■ Actions to take ■
• 1. Using the text generation pipeline documentation, answer these questions:
(a) What type does num_steps have?
(b) How is past_seq_lens described?
(c) What parameters does the TextGenerationPipeline class take?
• 2. Extract every line from the records that contains the string "rook", matching case exactly.

■ Source document ■

* Begin *

Skip to main content

Python module

pipeline

MAX pipeline for model inference and generation (Text Generation variant).

BatchInfo

class max.pipelines.lib.pipeline_variants.text_generation.BatchInfo(past_seq_lens, seq_lens, num_steps)

Information about a batch of requests passed to the pipeline

Parameters:

num_steps

num_steps: int

Number of steps to do in the pipeline

past_seq_lens

past_seq_lens: list[int]

Coordinated list of past sequence lengths (i.e. context lengths)

seq_lens

seq_lens: list[int]

Coordinated list of sequence lengths, i.e. prompt_len or 1

TextGenerationPipeline

class max.pipelines.lib.pipeline_variants.text_generation.TextGenerationPipeline(pipeline_config, pipeline_model, eos_token_id, weight_adapters, tokenizer)

Generalized token generator pipeline.

Initialize a text generation pipeline instance.

This sets up devices, the inference session, tokenizer, KV-cache manager, sampling kernel, and loads model weights and adapters.

* End *

■ Material to process ■
* Begin *

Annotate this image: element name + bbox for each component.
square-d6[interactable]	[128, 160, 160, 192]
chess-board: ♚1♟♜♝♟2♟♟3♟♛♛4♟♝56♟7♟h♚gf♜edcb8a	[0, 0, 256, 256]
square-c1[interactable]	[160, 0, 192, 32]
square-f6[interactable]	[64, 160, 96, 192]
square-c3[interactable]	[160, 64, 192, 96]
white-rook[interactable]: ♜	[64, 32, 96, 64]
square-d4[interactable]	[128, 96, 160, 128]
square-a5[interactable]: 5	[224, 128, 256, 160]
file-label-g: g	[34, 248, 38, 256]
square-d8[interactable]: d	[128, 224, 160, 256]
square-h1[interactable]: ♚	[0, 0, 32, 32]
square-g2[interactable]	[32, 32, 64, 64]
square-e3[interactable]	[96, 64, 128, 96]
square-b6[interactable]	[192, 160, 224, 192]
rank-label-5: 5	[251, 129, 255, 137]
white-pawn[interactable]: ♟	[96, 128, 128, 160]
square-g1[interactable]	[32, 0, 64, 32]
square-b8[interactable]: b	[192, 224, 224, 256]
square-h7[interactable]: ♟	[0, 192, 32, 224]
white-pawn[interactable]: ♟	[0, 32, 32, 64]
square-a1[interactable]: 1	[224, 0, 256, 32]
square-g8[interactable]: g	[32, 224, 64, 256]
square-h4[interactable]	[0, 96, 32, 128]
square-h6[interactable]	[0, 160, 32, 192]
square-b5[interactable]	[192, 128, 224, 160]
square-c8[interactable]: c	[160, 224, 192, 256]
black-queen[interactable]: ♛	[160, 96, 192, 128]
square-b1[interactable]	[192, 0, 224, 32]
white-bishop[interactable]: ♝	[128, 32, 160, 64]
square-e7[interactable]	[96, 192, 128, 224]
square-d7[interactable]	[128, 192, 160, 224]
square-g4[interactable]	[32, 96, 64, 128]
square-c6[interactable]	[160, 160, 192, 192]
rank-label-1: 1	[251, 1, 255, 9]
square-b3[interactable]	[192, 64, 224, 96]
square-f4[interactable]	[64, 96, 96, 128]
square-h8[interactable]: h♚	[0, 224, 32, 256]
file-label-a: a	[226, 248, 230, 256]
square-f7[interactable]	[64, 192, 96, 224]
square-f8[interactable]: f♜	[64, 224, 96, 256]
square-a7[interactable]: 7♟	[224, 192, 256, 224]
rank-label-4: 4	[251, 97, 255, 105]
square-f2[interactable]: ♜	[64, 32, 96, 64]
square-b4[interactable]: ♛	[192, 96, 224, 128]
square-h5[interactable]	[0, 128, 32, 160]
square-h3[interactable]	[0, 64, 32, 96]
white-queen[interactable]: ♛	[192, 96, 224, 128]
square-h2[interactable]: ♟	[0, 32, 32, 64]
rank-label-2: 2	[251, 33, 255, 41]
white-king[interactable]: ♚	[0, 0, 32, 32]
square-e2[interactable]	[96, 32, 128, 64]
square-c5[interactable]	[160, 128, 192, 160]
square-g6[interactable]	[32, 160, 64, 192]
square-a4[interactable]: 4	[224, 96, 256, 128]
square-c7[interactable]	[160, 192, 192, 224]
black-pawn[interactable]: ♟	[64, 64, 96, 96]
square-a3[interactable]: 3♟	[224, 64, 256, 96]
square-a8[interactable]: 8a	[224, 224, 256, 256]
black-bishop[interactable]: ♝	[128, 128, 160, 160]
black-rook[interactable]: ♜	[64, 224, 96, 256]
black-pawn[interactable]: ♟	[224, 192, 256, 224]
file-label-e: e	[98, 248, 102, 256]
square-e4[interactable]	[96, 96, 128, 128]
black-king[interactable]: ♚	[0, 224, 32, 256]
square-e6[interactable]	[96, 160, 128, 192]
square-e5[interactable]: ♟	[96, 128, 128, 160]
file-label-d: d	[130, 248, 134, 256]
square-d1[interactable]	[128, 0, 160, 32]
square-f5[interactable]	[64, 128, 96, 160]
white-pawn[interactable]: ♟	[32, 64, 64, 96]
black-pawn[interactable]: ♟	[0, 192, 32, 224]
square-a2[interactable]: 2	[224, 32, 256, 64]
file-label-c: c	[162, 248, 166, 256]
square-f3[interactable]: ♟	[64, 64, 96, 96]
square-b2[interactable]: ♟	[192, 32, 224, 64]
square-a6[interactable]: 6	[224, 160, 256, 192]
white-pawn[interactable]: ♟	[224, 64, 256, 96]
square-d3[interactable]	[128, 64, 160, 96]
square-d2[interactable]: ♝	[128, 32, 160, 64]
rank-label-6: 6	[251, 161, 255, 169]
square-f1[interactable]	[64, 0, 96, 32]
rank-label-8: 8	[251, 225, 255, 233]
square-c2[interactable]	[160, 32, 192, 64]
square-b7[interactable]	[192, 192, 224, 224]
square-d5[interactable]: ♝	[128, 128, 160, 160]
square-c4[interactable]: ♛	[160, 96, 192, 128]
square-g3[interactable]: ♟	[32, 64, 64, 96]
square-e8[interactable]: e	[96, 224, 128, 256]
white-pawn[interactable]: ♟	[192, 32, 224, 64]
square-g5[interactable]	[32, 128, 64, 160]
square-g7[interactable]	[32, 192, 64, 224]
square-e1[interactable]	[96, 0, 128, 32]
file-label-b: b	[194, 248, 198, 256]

* End *

■ Solutions to the exercise ■
• 1.
(a) int
(b) Coordinated list of past sequence lengths (i.e. context lengths)
(c) pipeline_config, pipeline_model, eos_token_id, weight_adapters, tokenizer

• 2.
white-rook[interactable]: ♜	[64, 32, 96, 64]
black-rook[interactable]: ♜	[64, 224, 96, 256]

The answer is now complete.